◆ GOAL OF THE EXERCISE ◆
Copy, from the entries below, each line in which the string "xlabel" appears.

(Figure data in JSON)
* start *

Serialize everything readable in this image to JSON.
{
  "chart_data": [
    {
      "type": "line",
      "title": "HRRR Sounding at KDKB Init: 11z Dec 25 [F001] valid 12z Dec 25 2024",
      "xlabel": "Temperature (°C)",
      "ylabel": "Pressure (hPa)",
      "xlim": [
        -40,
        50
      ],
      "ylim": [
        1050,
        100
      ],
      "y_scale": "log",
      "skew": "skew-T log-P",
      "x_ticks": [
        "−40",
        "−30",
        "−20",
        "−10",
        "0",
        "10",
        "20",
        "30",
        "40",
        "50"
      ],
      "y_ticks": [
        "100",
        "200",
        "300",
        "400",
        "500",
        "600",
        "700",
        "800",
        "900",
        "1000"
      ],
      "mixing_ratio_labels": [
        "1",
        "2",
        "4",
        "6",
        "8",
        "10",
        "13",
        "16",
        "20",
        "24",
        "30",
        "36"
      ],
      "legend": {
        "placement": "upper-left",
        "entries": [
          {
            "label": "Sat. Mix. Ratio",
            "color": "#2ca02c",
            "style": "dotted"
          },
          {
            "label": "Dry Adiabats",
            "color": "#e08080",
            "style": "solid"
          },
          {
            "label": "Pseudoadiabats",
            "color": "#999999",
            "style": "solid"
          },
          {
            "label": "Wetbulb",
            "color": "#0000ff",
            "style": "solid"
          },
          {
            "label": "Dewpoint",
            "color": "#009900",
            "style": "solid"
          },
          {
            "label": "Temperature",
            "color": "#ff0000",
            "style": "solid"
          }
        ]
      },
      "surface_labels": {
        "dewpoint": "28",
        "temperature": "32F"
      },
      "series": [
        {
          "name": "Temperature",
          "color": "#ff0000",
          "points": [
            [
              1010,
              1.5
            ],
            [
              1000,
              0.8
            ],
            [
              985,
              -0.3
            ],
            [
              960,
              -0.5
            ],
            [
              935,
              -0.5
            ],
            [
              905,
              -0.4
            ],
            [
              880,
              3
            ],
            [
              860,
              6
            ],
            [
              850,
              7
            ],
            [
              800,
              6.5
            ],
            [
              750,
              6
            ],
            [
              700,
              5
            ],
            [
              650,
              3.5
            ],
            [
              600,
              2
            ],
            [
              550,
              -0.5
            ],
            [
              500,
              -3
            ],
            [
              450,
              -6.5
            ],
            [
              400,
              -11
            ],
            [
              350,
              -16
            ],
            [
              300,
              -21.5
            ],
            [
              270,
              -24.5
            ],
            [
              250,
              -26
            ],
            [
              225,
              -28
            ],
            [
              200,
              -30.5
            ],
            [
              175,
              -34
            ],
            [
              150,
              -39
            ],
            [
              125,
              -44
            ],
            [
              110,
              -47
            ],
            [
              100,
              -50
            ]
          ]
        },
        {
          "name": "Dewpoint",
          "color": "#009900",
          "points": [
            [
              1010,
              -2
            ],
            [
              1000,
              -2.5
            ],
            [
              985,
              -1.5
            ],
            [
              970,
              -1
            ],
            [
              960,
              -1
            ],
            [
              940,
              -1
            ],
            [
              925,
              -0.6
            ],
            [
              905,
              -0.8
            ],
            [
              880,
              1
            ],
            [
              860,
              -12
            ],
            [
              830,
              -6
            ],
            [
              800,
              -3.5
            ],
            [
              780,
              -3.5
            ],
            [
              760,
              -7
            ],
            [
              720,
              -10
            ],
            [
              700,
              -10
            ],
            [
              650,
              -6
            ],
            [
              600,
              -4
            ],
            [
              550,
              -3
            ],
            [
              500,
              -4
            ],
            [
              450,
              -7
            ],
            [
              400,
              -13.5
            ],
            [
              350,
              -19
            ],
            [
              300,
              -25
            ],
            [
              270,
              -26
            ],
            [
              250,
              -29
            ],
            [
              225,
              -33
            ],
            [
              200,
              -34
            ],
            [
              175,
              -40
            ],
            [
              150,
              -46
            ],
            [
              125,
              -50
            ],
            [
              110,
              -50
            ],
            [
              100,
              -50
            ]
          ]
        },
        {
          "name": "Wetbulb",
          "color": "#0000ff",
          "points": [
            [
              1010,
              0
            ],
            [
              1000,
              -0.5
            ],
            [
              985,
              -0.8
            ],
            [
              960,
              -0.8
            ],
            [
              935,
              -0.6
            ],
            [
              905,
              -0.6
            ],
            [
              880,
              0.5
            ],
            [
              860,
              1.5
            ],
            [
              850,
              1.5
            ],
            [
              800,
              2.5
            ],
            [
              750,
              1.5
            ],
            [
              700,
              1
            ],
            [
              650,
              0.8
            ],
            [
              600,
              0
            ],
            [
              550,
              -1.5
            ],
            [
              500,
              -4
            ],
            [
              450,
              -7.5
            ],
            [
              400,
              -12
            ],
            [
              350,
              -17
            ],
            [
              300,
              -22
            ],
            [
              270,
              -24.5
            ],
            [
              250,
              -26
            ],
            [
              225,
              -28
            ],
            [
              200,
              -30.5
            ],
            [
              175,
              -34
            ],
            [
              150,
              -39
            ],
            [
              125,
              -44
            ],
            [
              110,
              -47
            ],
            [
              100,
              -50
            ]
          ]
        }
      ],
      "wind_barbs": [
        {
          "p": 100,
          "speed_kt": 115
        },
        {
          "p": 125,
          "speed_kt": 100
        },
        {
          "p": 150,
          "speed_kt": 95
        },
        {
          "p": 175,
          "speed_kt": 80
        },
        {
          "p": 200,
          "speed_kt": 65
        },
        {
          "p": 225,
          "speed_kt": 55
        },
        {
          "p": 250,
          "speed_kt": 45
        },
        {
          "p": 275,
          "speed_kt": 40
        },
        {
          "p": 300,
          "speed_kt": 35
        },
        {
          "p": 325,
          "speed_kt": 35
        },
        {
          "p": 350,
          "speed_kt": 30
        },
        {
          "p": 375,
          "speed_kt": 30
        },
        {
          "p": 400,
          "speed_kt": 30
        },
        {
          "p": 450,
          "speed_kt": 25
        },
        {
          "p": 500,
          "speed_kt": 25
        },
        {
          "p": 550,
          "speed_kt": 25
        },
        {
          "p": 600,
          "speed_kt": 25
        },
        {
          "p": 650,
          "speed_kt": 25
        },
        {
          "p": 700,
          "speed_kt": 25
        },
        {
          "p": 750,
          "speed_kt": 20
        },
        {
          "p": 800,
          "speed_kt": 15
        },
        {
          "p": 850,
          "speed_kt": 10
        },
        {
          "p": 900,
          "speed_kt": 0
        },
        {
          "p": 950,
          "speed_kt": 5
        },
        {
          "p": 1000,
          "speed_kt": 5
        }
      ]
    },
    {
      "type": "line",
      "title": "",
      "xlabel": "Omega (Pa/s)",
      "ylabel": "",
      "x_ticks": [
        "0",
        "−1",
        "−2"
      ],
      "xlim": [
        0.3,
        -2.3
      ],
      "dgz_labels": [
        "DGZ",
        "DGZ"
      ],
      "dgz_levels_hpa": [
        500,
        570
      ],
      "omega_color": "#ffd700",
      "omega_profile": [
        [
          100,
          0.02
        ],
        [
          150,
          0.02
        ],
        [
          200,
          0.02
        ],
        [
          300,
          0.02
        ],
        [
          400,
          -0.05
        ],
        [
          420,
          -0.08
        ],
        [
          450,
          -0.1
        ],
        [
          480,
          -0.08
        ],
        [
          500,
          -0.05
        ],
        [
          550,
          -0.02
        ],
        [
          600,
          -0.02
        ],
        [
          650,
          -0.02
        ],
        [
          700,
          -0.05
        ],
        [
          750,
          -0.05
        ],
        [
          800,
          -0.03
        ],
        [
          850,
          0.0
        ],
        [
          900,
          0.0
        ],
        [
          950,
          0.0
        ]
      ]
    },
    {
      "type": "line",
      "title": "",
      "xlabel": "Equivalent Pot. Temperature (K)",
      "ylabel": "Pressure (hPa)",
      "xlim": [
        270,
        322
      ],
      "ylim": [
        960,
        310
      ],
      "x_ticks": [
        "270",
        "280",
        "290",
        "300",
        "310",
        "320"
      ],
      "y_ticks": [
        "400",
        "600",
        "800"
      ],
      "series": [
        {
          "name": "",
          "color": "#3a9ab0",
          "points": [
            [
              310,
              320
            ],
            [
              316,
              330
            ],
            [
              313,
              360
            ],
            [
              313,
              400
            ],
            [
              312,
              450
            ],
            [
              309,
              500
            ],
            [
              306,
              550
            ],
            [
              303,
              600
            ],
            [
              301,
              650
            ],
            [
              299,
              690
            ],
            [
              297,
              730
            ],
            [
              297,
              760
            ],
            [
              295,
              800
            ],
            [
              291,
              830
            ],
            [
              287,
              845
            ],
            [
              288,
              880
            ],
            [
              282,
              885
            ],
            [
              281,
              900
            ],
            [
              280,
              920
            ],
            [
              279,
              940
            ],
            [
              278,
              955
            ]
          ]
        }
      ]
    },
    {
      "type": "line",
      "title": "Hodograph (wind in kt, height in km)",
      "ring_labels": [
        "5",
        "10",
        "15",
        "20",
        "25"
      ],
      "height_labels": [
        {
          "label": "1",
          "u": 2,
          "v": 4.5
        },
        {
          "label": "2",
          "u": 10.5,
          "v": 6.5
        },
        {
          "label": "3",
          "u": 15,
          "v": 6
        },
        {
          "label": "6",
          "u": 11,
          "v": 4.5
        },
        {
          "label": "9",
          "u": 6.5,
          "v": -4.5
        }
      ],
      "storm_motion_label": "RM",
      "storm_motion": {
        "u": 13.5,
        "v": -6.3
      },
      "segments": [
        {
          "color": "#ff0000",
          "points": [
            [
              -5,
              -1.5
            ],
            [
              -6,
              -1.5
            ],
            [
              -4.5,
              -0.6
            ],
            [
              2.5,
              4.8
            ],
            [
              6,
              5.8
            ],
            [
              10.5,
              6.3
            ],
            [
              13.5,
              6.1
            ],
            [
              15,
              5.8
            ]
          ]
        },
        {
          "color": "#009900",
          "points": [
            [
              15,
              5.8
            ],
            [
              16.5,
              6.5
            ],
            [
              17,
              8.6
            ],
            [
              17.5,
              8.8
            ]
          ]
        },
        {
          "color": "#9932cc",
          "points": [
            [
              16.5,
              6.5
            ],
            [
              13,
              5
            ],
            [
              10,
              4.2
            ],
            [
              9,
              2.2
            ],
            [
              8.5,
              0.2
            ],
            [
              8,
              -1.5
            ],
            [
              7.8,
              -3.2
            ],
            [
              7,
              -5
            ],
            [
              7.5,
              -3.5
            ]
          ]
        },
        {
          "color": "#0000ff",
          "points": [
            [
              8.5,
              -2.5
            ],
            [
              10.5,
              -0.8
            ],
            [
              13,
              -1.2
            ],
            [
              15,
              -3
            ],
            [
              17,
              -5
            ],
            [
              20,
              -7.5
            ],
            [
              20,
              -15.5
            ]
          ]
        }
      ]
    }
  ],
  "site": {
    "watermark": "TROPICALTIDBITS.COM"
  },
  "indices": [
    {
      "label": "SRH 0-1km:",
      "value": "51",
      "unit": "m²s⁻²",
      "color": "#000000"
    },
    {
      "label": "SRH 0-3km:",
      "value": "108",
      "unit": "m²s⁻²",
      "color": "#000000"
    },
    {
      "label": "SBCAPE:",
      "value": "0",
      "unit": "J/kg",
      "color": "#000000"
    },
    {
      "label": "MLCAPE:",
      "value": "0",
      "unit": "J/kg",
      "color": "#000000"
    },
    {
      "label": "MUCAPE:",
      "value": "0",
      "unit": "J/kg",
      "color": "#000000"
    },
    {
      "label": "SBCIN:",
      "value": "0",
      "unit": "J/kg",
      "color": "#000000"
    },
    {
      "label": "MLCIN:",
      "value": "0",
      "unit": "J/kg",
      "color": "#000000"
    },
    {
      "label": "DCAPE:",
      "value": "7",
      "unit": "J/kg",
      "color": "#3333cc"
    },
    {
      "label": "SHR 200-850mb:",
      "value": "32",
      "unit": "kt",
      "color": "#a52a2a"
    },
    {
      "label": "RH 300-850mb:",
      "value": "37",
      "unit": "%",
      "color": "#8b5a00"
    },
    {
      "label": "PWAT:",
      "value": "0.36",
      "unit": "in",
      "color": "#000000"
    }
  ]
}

* end *

◆ THE SOLUTION ◆
      "xlabel": "Temperature (°C)",
      "xlabel": "Omega (Pa/s)",
      "xlabel": "Equivalent Pot. Temperature (K)",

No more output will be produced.